— Start Stored rows —

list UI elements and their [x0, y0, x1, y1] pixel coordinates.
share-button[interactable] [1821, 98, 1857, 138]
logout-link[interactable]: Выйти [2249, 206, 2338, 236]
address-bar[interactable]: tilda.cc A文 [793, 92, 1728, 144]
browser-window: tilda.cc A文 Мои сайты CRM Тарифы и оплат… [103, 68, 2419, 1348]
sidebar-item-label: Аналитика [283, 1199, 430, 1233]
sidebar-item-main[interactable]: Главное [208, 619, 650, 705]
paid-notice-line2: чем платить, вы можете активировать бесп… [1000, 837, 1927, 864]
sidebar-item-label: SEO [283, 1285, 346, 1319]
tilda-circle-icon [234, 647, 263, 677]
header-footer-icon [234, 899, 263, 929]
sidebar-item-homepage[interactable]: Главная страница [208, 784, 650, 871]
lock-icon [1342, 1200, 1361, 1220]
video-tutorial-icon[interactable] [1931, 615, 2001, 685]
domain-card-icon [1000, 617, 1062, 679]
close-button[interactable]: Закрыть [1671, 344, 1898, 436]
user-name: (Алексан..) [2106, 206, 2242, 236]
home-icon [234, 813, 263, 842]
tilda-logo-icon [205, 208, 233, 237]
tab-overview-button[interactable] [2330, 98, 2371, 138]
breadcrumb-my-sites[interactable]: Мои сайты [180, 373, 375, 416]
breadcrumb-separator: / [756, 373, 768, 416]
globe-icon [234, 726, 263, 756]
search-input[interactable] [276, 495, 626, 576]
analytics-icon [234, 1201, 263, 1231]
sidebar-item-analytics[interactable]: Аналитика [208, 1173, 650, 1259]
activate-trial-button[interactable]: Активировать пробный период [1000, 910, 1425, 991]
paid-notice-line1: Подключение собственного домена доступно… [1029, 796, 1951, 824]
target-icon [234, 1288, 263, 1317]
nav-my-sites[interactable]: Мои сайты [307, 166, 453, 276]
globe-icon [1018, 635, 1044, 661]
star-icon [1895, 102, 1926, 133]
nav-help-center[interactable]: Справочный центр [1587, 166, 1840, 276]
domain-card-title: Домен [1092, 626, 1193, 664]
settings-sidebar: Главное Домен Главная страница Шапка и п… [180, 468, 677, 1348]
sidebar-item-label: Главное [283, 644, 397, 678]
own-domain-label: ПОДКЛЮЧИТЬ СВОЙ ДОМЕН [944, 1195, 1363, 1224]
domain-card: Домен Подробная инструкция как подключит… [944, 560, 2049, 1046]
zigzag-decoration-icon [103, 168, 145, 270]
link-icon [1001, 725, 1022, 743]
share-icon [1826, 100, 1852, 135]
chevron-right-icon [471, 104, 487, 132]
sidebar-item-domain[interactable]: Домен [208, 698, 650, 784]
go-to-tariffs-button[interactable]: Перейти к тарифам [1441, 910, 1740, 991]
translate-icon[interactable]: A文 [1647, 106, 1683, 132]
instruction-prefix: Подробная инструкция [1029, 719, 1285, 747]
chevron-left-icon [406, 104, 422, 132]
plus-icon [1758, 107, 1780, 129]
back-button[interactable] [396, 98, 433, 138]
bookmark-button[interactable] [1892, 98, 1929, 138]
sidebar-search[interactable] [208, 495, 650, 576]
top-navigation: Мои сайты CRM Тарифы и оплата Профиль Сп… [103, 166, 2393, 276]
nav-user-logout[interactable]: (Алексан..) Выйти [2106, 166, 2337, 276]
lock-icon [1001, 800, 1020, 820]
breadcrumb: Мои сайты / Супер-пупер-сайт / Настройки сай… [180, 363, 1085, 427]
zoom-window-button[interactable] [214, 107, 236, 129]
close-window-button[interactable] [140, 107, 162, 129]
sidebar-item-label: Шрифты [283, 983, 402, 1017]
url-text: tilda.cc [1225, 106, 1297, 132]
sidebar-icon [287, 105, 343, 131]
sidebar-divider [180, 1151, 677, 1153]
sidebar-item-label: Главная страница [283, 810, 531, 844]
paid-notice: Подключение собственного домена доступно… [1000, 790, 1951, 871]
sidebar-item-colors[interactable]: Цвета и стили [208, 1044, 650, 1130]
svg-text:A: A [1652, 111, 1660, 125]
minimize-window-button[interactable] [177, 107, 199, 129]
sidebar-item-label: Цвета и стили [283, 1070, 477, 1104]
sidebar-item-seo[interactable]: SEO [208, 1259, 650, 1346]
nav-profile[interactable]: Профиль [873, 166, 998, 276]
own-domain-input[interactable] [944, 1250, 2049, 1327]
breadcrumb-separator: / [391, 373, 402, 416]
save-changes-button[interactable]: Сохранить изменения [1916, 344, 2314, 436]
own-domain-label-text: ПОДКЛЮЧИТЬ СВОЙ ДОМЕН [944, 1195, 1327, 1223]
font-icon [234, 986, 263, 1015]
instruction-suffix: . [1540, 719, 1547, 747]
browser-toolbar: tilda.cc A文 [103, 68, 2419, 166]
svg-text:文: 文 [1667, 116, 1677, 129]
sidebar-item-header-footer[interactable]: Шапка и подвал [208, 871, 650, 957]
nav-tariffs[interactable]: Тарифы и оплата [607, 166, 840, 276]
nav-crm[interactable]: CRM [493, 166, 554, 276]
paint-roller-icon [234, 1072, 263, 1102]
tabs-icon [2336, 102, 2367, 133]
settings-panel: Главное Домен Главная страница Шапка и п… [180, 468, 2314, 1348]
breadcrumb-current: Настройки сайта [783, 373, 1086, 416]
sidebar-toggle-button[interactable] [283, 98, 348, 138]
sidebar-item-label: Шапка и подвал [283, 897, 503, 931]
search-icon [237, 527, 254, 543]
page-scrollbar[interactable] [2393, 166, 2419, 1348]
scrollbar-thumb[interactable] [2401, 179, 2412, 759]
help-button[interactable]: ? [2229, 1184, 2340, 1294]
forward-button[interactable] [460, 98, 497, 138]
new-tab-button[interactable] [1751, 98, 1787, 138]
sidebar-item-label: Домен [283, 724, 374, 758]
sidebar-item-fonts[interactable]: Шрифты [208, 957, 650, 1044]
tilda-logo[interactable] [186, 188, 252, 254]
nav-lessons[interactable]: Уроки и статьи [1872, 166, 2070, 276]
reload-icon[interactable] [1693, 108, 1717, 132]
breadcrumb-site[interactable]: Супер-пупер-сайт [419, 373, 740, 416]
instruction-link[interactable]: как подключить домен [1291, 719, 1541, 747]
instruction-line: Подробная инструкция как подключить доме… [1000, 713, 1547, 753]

— End Stored rows —

Task prompt:
Reproduce the data verbatim, beginning with its first line and continuing through the line that contains "activate-trial-button[interactable]: Активировать пробный", with that line included.

Solution:
list UI elements and their [x0, y0, x1, y1] pixel coordinates.
share-button[interactable] [1821, 98, 1857, 138]
logout-link[interactable]: Выйти [2249, 206, 2338, 236]
address-bar[interactable]: tilda.cc A文 [793, 92, 1728, 144]
browser-window: tilda.cc A文 Мои сайты CRM Тарифы и оплат… [103, 68, 2419, 1348]
sidebar-item-label: Аналитика [283, 1199, 430, 1233]
sidebar-item-main[interactable]: Главное [208, 619, 650, 705]
paid-notice-line2: чем платить, вы можете активировать бесп… [1000, 837, 1927, 864]
sidebar-item-label: SEO [283, 1285, 346, 1319]
tilda-circle-icon [234, 647, 263, 677]
header-footer-icon [234, 899, 263, 929]
sidebar-item-homepage[interactable]: Главная страница [208, 784, 650, 871]
lock-icon [1342, 1200, 1361, 1220]
video-tutorial-icon[interactable] [1931, 615, 2001, 685]
domain-card-icon [1000, 617, 1062, 679]
close-button[interactable]: Закрыть [1671, 344, 1898, 436]
user-name: (Алексан..) [2106, 206, 2242, 236]
home-icon [234, 813, 263, 842]
tilda-logo-icon [205, 208, 233, 237]
tab-overview-button[interactable] [2330, 98, 2371, 138]
breadcrumb-my-sites[interactable]: Мои сайты [180, 373, 375, 416]
breadcrumb-separator: / [756, 373, 768, 416]
globe-icon [234, 726, 263, 756]
search-input[interactable] [276, 495, 626, 576]
analytics-icon [234, 1201, 263, 1231]
sidebar-item-analytics[interactable]: Аналитика [208, 1173, 650, 1259]
activate-trial-button[interactable]: Активировать пробный период [1000, 910, 1425, 991]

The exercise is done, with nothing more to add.